* begin *

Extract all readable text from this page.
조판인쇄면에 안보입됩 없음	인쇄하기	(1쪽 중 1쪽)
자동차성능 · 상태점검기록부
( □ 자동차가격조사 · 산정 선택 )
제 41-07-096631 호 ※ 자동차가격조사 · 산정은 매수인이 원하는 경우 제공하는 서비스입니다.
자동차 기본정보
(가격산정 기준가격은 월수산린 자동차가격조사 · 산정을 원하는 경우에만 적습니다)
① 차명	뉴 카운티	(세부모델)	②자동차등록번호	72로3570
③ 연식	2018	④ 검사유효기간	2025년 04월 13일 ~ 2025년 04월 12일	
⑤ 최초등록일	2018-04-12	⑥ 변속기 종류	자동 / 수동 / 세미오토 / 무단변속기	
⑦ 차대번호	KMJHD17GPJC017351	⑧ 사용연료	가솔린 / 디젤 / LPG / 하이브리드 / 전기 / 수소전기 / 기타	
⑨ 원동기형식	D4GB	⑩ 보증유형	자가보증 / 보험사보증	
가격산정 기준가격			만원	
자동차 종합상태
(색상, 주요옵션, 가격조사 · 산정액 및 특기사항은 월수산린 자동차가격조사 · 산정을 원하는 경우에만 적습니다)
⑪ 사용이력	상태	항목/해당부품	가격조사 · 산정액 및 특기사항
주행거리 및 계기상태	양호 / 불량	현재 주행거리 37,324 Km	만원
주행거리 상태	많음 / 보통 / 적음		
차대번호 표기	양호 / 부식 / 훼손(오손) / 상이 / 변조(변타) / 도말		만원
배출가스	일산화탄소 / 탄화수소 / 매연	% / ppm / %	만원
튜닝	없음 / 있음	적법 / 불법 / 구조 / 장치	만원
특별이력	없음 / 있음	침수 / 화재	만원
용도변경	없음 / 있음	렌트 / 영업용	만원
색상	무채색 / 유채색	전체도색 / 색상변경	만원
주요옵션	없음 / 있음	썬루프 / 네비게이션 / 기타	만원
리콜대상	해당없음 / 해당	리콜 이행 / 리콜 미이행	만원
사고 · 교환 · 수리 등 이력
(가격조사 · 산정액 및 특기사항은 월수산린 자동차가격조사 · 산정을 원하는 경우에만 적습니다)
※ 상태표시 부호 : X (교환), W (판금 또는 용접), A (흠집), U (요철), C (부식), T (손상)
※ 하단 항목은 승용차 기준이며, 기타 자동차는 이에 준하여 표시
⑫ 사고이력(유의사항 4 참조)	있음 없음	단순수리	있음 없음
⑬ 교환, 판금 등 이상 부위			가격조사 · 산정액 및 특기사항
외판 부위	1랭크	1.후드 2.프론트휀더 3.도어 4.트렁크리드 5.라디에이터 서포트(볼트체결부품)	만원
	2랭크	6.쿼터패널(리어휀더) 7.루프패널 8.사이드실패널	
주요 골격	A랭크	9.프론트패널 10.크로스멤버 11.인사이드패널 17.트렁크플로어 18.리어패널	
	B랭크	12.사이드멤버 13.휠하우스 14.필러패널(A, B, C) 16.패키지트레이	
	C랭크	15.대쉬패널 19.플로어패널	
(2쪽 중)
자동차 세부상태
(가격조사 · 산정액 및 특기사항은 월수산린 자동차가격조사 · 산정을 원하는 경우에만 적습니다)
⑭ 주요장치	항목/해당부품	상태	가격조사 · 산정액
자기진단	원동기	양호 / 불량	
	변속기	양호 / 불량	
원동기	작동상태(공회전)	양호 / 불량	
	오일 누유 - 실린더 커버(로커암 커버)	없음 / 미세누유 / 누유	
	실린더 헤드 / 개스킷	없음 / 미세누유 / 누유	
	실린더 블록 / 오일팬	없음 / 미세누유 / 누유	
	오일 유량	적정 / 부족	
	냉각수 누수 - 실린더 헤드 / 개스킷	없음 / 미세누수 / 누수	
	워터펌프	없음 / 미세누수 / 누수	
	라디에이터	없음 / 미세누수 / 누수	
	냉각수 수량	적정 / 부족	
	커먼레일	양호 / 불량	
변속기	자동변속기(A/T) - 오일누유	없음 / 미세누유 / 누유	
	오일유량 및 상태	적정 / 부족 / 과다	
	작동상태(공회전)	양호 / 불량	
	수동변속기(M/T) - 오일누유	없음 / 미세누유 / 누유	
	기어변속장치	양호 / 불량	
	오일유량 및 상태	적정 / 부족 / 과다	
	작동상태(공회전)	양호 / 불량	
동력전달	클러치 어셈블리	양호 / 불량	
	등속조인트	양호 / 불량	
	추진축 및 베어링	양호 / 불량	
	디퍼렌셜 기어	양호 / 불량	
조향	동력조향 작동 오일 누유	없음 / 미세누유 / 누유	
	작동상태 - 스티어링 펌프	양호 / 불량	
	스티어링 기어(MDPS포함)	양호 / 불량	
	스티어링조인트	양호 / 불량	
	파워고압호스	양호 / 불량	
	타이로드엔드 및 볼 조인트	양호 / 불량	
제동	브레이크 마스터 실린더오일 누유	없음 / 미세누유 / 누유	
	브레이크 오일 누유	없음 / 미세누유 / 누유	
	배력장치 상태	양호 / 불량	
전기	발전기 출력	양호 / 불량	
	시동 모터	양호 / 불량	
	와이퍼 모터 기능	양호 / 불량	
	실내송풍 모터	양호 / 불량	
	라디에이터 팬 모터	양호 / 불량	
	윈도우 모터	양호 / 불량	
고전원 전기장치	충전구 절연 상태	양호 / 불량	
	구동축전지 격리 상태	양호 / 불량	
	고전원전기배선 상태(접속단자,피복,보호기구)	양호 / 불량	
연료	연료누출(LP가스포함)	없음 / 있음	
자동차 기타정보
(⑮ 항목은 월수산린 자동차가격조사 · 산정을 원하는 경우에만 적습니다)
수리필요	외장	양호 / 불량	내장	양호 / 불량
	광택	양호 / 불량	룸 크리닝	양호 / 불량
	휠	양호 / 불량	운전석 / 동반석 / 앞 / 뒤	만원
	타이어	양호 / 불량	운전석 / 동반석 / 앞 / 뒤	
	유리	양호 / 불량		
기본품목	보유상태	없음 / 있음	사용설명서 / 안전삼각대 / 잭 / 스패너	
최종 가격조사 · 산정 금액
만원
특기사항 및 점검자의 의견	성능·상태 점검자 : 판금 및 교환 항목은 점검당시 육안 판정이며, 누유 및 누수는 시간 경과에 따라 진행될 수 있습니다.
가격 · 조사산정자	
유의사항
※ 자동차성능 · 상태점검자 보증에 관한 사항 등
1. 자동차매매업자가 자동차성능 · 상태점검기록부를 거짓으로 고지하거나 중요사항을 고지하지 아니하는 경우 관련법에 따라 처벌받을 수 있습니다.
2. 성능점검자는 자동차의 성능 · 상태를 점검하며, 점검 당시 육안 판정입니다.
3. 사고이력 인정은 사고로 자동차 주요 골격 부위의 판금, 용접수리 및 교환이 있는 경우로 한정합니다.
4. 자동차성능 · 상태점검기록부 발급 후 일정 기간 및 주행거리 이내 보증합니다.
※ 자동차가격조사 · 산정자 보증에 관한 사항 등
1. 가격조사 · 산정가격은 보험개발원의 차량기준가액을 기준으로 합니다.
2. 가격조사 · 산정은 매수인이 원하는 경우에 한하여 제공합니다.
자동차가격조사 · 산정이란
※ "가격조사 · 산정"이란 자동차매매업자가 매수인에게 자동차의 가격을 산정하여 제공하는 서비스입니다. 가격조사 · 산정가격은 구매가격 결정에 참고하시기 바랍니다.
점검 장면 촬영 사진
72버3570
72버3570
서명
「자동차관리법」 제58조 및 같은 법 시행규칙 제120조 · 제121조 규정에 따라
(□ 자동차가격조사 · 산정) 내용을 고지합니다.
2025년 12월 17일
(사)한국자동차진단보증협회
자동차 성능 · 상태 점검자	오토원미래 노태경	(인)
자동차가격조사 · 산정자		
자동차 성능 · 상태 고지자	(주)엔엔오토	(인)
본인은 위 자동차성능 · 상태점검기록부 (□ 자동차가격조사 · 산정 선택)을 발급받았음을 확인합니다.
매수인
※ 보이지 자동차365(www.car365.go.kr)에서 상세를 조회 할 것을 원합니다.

* end *

## [Problem description]
Show all lines from the records above where the word "주행거리" occurs.

## [Solution to the exercise]
주행거리 및 계기상태	양호 / 불량	현재 주행거리 37,324 Km	만원
주행거리 상태	많음 / 보통 / 적음		
4. 자동차성능 · 상태점검기록부 발급 후 일정 기간 및 주행거리 이내 보증합니다.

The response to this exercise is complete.